> **Request**
Where a line in the listing contains the string "document", copy that line out.

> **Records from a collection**
........

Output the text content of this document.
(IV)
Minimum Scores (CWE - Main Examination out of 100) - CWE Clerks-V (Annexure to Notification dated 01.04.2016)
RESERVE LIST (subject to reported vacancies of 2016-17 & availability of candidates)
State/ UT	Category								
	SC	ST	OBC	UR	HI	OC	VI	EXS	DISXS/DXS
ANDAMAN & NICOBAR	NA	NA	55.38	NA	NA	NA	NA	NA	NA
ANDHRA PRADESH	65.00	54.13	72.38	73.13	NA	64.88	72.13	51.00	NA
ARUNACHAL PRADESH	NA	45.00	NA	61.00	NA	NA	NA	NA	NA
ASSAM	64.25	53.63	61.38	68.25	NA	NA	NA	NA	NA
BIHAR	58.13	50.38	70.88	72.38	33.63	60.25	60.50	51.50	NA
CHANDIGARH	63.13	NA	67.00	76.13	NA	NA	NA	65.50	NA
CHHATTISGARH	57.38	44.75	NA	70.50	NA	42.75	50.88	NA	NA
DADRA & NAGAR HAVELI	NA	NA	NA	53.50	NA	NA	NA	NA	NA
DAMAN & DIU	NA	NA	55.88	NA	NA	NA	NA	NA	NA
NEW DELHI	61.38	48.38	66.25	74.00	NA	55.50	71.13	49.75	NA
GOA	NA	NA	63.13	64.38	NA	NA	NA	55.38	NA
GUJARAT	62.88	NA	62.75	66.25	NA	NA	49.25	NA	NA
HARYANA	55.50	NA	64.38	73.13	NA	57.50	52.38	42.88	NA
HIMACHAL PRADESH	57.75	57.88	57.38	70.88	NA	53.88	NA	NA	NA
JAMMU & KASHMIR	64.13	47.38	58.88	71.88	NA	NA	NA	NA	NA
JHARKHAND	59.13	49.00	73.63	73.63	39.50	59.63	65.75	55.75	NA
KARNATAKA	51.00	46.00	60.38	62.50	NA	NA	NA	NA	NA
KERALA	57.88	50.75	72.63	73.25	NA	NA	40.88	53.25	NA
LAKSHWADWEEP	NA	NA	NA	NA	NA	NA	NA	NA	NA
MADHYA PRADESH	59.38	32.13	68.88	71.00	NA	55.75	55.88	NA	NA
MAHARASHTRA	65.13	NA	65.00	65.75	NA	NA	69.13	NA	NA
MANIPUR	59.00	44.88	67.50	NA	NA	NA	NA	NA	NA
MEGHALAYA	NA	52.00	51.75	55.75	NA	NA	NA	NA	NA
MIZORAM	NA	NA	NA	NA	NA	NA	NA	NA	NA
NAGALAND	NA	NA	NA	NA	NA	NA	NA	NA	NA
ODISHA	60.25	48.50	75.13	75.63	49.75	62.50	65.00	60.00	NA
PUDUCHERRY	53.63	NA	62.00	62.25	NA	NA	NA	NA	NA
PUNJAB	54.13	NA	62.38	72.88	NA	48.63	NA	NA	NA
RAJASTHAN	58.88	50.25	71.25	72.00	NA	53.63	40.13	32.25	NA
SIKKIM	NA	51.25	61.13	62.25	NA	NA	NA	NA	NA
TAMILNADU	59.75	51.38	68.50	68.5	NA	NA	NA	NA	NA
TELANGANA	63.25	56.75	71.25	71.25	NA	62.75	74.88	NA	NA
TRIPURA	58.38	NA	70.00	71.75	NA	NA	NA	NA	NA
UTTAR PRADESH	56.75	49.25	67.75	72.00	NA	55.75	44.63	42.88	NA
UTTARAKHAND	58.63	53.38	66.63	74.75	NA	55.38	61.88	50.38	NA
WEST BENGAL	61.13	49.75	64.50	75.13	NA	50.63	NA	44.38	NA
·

........

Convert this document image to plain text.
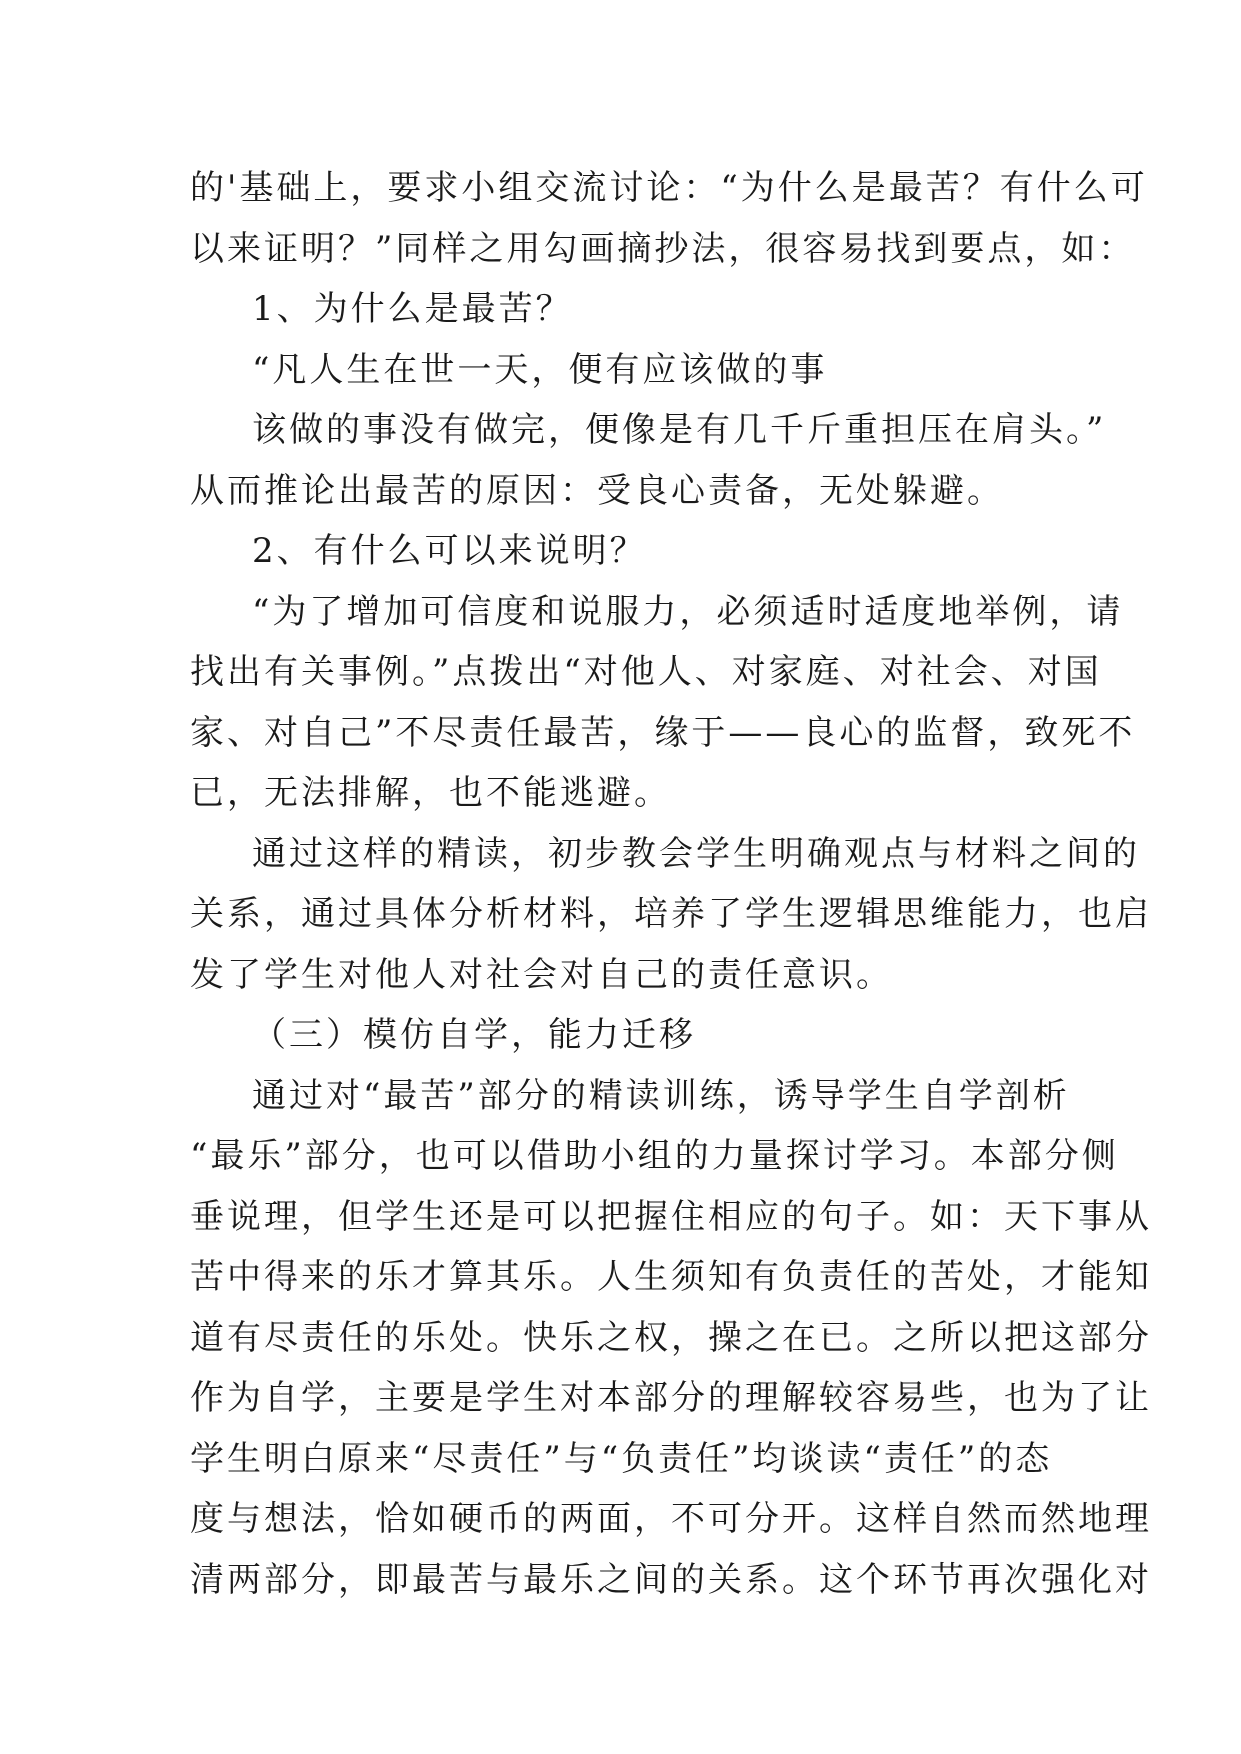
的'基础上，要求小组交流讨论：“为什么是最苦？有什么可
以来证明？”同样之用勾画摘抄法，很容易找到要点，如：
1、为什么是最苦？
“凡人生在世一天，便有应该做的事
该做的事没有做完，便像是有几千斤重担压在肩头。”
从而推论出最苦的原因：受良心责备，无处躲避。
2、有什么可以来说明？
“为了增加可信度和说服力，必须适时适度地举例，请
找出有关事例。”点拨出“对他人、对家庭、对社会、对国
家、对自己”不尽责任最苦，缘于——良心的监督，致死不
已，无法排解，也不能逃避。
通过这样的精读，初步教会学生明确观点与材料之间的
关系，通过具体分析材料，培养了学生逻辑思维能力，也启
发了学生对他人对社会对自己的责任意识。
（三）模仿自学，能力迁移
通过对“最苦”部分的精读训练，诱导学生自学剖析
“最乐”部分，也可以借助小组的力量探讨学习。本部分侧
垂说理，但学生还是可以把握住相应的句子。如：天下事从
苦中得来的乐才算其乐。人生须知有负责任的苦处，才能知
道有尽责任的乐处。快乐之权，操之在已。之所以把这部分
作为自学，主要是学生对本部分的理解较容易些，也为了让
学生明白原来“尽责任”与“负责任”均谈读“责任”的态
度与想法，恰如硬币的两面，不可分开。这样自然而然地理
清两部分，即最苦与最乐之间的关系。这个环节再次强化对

........

> **Problem solution**
Output the text content of this document.
Convert this document image to plain text.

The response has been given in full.